[INSTRUCTION]
Identify the lines that contain the word "collapse" and copy each one.

[PROVIDED ENTRIES]
────

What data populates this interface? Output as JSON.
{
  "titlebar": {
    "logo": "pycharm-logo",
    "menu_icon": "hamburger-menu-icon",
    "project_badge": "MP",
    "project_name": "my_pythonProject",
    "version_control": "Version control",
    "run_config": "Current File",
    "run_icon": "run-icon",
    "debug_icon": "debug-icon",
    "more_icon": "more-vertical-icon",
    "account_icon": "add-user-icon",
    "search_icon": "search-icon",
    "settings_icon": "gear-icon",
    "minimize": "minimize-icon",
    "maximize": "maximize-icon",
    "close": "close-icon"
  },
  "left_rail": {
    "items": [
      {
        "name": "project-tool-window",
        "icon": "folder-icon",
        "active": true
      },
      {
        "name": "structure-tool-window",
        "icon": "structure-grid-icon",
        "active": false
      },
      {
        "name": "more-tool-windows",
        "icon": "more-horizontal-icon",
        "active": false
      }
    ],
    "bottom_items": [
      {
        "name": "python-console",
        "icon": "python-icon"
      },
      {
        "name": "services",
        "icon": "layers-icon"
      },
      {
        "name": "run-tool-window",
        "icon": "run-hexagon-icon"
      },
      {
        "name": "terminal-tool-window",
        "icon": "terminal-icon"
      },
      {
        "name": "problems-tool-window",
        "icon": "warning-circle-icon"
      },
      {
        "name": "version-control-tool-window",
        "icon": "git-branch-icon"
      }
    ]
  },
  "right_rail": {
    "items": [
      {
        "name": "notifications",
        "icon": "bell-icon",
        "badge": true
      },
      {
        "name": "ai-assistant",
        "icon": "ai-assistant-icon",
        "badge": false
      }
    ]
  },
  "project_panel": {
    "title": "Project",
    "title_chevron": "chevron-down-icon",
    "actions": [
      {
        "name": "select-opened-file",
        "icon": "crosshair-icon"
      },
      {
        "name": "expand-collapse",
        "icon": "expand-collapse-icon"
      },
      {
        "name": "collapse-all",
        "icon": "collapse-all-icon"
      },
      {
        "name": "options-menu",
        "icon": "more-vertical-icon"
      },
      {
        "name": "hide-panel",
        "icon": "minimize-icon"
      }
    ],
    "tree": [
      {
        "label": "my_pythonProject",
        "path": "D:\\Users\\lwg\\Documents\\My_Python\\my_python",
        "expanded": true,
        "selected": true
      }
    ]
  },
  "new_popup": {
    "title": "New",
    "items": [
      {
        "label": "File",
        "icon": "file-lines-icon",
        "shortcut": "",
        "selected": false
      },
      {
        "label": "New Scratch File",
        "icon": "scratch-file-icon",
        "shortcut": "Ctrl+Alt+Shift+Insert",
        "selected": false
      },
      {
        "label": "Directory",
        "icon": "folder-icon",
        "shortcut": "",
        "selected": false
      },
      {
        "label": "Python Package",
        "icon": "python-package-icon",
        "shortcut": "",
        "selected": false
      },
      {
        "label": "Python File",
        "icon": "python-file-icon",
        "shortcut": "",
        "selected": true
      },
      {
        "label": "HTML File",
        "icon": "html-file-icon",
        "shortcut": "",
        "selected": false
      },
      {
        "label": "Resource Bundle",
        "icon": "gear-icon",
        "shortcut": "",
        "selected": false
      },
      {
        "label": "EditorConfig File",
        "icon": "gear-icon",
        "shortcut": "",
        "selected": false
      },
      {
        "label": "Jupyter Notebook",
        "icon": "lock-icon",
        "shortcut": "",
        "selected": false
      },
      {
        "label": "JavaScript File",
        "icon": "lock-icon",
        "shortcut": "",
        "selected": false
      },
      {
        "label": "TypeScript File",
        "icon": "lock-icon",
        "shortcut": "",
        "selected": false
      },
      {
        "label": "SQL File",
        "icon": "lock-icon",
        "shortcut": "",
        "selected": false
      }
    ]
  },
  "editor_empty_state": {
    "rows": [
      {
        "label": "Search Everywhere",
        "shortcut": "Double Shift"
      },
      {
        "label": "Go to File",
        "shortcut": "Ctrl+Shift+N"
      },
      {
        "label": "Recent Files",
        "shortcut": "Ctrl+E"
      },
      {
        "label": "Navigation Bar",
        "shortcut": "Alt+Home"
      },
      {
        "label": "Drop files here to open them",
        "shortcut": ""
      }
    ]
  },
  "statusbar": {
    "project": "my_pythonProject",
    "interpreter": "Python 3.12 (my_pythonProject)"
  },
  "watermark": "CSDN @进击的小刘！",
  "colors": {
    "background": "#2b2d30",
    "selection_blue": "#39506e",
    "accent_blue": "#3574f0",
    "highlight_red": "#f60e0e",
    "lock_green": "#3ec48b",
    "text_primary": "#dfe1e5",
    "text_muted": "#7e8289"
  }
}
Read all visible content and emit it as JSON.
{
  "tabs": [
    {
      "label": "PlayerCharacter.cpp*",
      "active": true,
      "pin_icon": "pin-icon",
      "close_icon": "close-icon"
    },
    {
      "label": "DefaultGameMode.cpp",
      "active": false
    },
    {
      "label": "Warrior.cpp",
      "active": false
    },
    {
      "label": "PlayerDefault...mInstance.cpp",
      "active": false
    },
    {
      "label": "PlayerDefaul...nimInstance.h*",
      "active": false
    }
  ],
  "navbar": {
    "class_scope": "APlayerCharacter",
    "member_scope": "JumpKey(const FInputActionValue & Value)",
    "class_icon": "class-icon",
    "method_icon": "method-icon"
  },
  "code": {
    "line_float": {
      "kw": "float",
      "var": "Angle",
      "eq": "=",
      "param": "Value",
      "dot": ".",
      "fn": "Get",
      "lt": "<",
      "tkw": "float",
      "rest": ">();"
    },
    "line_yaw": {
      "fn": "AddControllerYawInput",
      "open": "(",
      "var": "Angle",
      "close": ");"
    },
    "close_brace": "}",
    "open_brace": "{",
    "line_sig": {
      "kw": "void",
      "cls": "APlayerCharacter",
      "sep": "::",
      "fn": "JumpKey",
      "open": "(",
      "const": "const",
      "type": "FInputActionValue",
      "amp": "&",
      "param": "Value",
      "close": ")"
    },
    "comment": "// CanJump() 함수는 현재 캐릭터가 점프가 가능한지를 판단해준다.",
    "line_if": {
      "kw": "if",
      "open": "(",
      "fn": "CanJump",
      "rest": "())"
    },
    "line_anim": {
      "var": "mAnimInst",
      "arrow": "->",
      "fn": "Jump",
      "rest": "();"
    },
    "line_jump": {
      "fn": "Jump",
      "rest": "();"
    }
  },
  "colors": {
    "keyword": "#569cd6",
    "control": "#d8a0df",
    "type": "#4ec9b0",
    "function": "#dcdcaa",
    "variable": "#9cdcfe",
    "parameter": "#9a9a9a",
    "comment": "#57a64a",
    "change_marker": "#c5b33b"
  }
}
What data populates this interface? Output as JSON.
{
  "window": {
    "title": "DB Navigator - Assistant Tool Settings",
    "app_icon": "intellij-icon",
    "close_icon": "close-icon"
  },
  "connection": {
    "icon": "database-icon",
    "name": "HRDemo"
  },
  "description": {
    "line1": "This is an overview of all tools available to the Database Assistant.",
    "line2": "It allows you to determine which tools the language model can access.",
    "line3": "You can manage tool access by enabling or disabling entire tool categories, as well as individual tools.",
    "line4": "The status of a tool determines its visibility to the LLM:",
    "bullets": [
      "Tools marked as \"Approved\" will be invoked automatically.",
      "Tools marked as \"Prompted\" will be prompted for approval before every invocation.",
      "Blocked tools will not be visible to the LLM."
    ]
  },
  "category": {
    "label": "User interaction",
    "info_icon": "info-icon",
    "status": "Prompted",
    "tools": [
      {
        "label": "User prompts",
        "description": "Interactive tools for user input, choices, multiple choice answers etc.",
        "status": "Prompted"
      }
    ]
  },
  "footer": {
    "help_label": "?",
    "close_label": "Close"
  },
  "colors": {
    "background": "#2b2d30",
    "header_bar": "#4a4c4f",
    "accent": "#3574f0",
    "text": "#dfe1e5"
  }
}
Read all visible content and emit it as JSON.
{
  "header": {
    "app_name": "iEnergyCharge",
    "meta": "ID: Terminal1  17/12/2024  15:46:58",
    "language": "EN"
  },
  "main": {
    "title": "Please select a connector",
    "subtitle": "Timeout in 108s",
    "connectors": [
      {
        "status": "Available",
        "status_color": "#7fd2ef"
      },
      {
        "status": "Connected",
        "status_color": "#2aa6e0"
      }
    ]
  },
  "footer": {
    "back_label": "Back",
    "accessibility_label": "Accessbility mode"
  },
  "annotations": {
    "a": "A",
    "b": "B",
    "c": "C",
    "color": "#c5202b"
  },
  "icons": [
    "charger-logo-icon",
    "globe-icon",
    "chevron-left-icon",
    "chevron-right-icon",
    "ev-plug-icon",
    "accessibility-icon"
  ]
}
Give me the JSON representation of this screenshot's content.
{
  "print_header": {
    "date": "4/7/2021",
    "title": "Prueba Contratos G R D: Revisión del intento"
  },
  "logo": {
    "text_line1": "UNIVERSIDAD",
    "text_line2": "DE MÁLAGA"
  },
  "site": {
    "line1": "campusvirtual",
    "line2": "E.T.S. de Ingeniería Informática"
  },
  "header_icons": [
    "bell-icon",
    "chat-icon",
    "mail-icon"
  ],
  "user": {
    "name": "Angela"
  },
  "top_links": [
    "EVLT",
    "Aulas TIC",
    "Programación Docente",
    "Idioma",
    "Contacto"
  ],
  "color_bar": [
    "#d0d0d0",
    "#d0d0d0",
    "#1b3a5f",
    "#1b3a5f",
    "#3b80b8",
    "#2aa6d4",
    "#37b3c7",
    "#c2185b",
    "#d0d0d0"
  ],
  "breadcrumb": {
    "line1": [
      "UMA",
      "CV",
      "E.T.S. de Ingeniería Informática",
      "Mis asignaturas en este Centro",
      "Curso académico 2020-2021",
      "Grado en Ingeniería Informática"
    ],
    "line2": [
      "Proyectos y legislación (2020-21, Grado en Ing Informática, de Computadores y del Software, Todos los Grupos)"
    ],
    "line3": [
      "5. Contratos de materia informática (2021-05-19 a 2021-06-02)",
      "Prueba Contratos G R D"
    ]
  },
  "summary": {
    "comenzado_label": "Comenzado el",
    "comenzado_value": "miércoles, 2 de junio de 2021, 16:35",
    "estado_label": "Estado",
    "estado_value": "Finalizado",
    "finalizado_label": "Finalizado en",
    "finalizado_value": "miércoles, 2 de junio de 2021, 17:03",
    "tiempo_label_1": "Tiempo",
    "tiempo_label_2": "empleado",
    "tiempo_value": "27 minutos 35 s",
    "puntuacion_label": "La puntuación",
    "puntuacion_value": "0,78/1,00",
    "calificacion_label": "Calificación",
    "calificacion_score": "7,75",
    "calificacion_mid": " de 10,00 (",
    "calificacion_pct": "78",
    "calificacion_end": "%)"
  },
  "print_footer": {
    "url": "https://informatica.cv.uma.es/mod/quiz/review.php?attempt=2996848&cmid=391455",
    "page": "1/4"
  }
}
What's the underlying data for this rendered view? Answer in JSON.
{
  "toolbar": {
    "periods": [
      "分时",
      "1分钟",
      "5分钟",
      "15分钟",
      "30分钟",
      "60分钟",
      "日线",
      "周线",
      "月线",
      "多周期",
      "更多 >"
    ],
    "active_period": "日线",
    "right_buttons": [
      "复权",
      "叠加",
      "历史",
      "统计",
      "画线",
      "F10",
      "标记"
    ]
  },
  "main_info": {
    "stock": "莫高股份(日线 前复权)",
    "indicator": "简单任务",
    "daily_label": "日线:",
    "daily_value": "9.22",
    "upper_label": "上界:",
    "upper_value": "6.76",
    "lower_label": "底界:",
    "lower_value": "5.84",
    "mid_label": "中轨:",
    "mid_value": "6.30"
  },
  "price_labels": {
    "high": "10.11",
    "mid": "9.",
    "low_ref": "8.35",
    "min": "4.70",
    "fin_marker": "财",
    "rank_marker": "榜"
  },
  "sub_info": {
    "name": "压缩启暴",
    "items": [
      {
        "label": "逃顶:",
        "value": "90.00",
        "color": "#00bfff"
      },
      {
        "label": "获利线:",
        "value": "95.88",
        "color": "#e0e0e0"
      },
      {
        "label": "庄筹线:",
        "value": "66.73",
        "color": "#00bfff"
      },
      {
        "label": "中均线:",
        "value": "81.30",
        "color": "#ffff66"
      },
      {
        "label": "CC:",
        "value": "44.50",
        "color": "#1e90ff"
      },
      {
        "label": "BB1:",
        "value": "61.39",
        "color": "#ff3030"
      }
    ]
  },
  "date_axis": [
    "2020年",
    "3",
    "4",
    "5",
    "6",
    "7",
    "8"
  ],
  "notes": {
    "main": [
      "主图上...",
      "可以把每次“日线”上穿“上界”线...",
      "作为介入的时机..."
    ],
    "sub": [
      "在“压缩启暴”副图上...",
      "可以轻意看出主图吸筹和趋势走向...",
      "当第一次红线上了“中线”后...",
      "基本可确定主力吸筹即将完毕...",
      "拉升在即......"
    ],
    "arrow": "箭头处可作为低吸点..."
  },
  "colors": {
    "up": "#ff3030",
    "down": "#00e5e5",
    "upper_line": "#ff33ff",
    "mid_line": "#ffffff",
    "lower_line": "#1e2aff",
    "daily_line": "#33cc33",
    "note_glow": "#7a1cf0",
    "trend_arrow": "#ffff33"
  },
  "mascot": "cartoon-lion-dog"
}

────

[OUTPUT OF THE EXERCISE]
        "name": "expand-collapse",
        "icon": "expand-collapse-icon"
        "name": "collapse-all",
        "icon": "collapse-all-icon"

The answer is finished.